#### [What the exercise asks]
Show every line where "提供承诺函" occurs.

#### [Provided data]
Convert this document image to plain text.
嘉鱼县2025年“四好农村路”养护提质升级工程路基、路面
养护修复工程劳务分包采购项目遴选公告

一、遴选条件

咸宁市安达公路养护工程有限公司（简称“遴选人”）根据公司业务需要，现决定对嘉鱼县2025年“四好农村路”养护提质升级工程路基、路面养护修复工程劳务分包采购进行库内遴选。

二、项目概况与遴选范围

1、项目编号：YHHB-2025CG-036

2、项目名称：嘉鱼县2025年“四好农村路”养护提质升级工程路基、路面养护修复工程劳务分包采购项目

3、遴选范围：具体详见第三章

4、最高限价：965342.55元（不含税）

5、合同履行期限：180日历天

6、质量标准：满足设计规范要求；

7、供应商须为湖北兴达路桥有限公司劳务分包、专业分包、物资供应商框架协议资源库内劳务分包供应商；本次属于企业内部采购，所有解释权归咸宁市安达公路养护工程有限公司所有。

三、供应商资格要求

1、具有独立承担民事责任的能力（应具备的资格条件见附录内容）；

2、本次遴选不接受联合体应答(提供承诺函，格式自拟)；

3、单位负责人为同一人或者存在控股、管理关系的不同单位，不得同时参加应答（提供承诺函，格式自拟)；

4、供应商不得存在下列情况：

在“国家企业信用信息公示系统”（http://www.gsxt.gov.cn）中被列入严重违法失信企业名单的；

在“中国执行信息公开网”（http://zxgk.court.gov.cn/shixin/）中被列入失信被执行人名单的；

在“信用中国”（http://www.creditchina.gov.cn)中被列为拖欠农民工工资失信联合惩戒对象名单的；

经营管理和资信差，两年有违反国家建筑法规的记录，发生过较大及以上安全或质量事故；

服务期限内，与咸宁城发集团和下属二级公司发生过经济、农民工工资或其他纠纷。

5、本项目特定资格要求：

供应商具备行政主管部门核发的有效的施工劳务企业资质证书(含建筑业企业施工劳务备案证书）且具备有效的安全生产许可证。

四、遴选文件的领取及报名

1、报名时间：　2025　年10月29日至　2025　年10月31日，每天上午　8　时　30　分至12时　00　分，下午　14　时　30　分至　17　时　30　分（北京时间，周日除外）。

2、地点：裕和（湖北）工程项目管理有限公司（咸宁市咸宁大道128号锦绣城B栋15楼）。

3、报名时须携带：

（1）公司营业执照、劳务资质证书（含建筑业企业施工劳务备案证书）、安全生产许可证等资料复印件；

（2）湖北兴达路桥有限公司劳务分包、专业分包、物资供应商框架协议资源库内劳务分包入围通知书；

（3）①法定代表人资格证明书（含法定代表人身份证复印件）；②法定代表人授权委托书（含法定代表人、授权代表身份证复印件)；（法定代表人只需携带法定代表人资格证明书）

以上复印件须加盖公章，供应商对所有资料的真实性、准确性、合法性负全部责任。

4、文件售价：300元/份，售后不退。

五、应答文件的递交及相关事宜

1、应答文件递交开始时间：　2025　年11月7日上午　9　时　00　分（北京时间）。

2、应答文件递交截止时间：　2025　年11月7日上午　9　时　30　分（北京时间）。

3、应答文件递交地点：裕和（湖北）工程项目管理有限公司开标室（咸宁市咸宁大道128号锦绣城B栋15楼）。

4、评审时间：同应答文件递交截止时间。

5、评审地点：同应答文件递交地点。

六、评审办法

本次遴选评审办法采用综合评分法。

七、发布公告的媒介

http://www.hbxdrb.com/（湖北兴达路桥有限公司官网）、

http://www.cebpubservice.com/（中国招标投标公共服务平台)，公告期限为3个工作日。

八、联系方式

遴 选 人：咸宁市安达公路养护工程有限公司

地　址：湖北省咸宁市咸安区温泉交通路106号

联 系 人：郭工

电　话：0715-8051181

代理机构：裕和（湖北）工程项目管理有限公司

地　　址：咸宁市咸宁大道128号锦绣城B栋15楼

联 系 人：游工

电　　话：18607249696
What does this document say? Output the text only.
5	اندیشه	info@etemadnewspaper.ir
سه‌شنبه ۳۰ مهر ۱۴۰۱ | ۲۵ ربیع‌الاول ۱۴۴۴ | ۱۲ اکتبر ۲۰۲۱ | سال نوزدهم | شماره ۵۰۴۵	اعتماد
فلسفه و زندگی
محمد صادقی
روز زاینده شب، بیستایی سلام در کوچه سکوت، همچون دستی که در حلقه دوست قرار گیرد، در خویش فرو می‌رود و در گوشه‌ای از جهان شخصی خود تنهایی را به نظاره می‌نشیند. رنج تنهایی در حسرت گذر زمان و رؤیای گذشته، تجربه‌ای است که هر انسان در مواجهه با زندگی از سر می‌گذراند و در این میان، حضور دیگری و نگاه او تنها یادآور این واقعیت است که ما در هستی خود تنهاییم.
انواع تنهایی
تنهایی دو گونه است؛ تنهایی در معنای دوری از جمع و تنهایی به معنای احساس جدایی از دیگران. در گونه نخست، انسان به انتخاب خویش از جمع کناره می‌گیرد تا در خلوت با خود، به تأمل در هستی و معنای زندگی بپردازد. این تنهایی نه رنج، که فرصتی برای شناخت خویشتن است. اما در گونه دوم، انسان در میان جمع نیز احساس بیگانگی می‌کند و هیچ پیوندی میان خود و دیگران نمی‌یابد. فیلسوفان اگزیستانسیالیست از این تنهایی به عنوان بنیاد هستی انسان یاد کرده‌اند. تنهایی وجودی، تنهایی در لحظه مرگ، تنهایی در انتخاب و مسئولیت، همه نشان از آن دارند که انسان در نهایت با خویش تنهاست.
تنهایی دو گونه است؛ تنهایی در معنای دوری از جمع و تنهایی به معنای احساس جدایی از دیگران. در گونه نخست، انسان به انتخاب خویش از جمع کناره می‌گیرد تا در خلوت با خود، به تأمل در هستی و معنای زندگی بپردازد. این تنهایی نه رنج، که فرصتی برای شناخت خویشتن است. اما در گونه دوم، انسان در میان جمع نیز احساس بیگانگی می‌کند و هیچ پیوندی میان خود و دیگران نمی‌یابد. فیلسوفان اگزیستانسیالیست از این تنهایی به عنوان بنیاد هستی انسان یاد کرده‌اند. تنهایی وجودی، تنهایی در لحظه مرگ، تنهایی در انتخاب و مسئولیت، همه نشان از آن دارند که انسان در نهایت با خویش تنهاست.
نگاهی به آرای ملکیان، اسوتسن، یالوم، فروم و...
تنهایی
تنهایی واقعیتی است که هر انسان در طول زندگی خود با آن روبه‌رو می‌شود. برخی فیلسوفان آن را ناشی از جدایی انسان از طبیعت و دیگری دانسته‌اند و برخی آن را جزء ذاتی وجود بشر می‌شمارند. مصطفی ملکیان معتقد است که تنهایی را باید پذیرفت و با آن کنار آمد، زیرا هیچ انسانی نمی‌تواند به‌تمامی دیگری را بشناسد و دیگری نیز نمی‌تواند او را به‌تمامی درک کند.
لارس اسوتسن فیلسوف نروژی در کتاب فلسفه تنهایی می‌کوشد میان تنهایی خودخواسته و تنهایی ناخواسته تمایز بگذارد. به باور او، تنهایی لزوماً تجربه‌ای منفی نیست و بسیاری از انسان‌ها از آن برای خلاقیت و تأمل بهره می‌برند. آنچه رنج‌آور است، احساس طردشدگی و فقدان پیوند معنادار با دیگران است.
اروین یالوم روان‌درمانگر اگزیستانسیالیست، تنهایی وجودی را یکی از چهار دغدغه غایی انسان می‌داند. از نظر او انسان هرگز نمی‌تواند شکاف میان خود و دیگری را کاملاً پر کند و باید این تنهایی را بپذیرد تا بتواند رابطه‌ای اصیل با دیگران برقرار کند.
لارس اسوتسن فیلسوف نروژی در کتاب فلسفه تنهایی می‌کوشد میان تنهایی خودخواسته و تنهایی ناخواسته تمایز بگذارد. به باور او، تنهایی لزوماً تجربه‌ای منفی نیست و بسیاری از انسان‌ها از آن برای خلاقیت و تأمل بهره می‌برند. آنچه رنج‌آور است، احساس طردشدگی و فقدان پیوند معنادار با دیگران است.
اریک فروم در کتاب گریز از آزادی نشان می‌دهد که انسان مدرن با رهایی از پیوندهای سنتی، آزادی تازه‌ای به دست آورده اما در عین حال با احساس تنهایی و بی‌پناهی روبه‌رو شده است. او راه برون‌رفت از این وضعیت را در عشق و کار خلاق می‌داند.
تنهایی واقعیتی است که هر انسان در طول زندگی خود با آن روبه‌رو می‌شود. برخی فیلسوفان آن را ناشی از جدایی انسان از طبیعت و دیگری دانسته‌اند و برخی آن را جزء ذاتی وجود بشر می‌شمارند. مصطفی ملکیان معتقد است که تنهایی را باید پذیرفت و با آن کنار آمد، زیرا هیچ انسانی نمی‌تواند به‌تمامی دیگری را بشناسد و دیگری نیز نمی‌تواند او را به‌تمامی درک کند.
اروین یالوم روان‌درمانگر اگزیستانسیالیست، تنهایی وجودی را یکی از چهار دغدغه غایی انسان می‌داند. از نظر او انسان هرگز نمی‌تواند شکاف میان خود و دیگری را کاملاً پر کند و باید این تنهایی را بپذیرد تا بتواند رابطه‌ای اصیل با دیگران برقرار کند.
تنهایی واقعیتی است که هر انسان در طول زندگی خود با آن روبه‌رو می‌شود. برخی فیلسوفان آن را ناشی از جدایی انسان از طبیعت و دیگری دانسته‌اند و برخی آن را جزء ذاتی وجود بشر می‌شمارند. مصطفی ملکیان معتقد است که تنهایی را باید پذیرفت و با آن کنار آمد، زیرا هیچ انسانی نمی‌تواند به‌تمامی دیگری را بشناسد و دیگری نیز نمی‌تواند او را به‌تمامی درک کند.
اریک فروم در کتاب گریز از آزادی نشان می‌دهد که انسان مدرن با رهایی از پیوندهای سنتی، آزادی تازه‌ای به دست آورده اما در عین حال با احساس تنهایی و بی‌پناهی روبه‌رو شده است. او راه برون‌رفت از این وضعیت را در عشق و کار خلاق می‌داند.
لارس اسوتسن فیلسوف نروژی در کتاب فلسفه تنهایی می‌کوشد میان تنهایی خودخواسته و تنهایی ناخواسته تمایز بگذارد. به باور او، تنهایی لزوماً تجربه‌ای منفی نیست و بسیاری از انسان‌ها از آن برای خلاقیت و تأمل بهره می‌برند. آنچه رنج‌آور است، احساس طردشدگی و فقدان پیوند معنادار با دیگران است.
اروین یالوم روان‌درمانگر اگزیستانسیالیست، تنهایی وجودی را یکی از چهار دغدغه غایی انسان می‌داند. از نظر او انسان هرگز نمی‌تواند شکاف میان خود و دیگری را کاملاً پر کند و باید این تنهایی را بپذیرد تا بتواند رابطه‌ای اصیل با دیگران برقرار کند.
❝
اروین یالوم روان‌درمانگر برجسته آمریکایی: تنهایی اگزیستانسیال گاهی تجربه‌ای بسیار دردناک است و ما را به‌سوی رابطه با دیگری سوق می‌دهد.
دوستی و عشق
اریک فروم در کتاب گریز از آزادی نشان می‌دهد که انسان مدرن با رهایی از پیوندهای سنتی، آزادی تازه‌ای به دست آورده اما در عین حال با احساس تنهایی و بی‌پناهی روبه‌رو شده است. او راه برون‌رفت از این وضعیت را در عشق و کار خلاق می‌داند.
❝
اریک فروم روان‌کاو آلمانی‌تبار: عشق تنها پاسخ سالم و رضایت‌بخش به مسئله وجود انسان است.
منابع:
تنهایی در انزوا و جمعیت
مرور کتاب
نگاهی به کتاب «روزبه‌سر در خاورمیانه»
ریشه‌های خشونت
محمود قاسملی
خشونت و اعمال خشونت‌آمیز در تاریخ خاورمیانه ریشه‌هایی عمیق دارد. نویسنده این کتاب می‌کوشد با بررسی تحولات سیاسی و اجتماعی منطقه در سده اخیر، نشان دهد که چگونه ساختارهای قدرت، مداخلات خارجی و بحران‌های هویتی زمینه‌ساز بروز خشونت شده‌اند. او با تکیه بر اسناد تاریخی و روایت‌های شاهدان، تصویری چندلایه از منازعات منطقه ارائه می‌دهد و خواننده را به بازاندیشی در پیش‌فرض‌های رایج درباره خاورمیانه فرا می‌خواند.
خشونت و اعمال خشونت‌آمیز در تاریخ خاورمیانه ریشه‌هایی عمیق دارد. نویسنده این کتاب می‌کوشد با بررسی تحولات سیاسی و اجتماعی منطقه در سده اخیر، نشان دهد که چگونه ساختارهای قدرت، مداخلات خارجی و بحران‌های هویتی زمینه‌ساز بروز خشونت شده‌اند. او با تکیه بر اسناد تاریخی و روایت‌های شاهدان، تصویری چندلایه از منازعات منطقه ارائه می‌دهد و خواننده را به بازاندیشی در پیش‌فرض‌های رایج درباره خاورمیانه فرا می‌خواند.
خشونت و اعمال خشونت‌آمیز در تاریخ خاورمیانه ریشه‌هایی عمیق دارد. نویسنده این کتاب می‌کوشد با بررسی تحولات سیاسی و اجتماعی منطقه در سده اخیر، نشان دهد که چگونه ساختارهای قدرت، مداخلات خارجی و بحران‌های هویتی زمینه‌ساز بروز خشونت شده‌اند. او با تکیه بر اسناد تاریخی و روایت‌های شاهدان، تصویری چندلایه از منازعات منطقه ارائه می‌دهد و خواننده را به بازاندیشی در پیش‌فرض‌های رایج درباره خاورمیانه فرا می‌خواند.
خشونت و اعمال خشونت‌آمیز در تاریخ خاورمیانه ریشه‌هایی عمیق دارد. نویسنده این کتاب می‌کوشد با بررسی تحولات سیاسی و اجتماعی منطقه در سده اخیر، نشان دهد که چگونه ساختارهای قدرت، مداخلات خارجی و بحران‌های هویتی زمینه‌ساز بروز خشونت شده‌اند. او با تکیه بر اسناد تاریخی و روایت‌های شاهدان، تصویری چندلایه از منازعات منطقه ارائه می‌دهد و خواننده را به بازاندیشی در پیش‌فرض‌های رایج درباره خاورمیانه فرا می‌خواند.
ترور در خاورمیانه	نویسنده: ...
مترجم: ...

#### [Solution to the problem]
2、本次遴选不接受联合体应答(提供承诺函，格式自拟)；
3、单位负责人为同一人或者存在控股、管理关系的不同单位，不得同时参加应答（提供承诺函，格式自拟)；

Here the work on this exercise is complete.